# [Direction]
Drop the pictures from the entries below, then reproduce the rest exactly.

# [Task material]

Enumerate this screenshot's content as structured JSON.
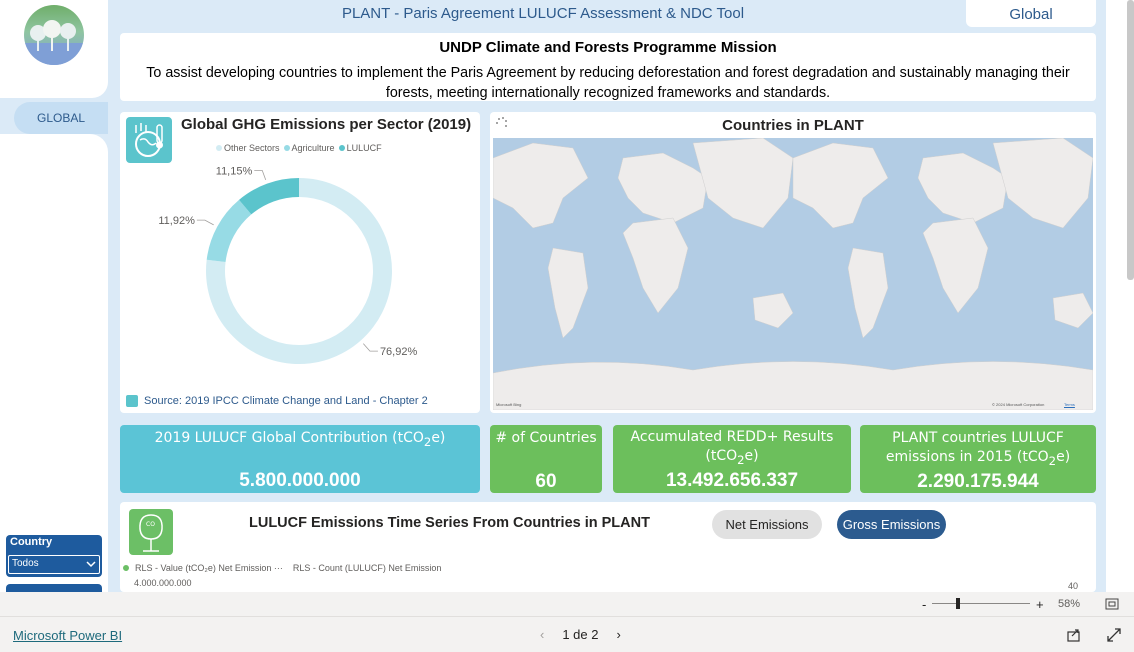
{
  "header": {
    "title": "PLANT - Paris Agreement LULUCF Assessment & NDC Tool",
    "global_button": "Global"
  },
  "sidebar": {
    "tab_label": "GLOBAL",
    "country_slicer": {
      "title": "Country",
      "selected": "Todos"
    }
  },
  "mission": {
    "title": "UNDP Climate and Forests Programme Mission",
    "text": "To assist developing countries to implement the Paris Agreement by reducing deforestation and forest degradation and sustainably managing their forests, meeting internationally recognized frameworks and standards."
  },
  "sector_chart": {
    "title": "Global GHG Emissions per Sector (2019)",
    "source": "Source: 2019 IPCC Climate Change and Land - Chapter 2"
  },
  "map": {
    "title": "Countries in PLANT",
    "attribution_left": "Microsoft Bing",
    "attribution_right": "© 2024 Microsoft Corporation",
    "terms": "Terms"
  },
  "kpis": [
    {
      "label_pre": "2019 LULUCF Global Contribution (tCO",
      "label_sub": "2",
      "label_post": "e)",
      "value": "5.800.000.000",
      "color": "#5bc4d6"
    },
    {
      "label_pre": "# of Countries",
      "label_sub": "",
      "label_post": "",
      "value": "60",
      "color": "#6cbf5c"
    },
    {
      "label_pre": "Accumulated REDD+ Results (tCO",
      "label_sub": "2",
      "label_post": "e)",
      "value": "13.492.656.337",
      "color": "#6cbf5c"
    },
    {
      "label_pre": "PLANT countries LULUCF emissions in 2015 (tCO",
      "label_sub": "2",
      "label_post": "e)",
      "value": "2.290.175.944",
      "color": "#6cbf5c"
    }
  ],
  "timeseries": {
    "title": "LULUCF Emissions Time Series From Countries in PLANT",
    "net_button": "Net Emissions",
    "gross_button": "Gross Emissions",
    "legend_1": "RLS - Value (tCO₂e) Net Emission ···",
    "legend_2": "RLS - Count (LULUCF) Net Emission",
    "y_left_top": "4.000.000.000",
    "y_right_top": "40"
  },
  "footer": {
    "zoom": "58%",
    "brand_link": "Microsoft Power BI",
    "page_indicator": "1 de 2"
  },
  "chart_data": {
    "type": "pie",
    "title": "Global GHG Emissions per Sector (2019)",
    "categories": [
      "Other Sectors",
      "Agriculture",
      "LULUCF"
    ],
    "values": [
      76.92,
      11.92,
      11.15
    ],
    "labels": [
      "76,92%",
      "11,92%",
      "11,15%"
    ],
    "colors": [
      "#d3ecf3",
      "#97dbe5",
      "#5bc4cc"
    ],
    "legend": "top"
  }
}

# [Finished task]
Enumerate this screenshot's content as structured JSON.
{
  "header": {
    "title": "PLANT - Paris Agreement LULUCF Assessment & NDC Tool",
    "global_button": "Global"
  },
  "sidebar": {
    "tab_label": "GLOBAL",
    "country_slicer": {
      "title": "Country",
      "selected": "Todos"
    }
  },
  "mission": {
    "title": "UNDP Climate and Forests Programme Mission",
    "text": "To assist developing countries to implement the Paris Agreement by reducing deforestation and forest degradation and sustainably managing their forests, meeting internationally recognized frameworks and standards."
  },
  "sector_chart": {
    "title": "Global GHG Emissions per Sector (2019)",
    "source": "Source: 2019 IPCC Climate Change and Land - Chapter 2"
  },
  "map": {
    "title": "Countries in PLANT",
    "attribution_left": "Microsoft Bing",
    "attribution_right": "© 2024 Microsoft Corporation",
    "terms": "Terms"
  },
  "kpis": [
    {
      "label_pre": "2019 LULUCF Global Contribution (tCO",
      "label_sub": "2",
      "label_post": "e)",
      "value": "5.800.000.000",
      "color": "#5bc4d6"
    },
    {
      "label_pre": "# of Countries",
      "label_sub": "",
      "label_post": "",
      "value": "60",
      "color": "#6cbf5c"
    },
    {
      "label_pre": "Accumulated REDD+ Results (tCO",
      "label_sub": "2",
      "label_post": "e)",
      "value": "13.492.656.337",
      "color": "#6cbf5c"
    },
    {
      "label_pre": "PLANT countries LULUCF emissions in 2015 (tCO",
      "label_sub": "2",
      "label_post": "e)",
      "value": "2.290.175.944",
      "color": "#6cbf5c"
    }
  ],
  "timeseries": {
    "title": "LULUCF Emissions Time Series From Countries in PLANT",
    "net_button": "Net Emissions",
    "gross_button": "Gross Emissions",
    "legend_1": "RLS - Value (tCO₂e) Net Emission ···",
    "legend_2": "RLS - Count (LULUCF) Net Emission",
    "y_left_top": "4.000.000.000",
    "y_right_top": "40"
  },
  "footer": {
    "zoom": "58%",
    "brand_link": "Microsoft Power BI",
    "page_indicator": "1 de 2"
  },
  "chart_data": {
    "type": "pie",
    "title": "Global GHG Emissions per Sector (2019)",
    "categories": [
      "Other Sectors",
      "Agriculture",
      "LULUCF"
    ],
    "values": [
      76.92,
      11.92,
      11.15
    ],
    "labels": [
      "76,92%",
      "11,92%",
      "11,15%"
    ],
    "colors": [
      "#d3ecf3",
      "#97dbe5",
      "#5bc4cc"
    ],
    "legend": "top"
  }
}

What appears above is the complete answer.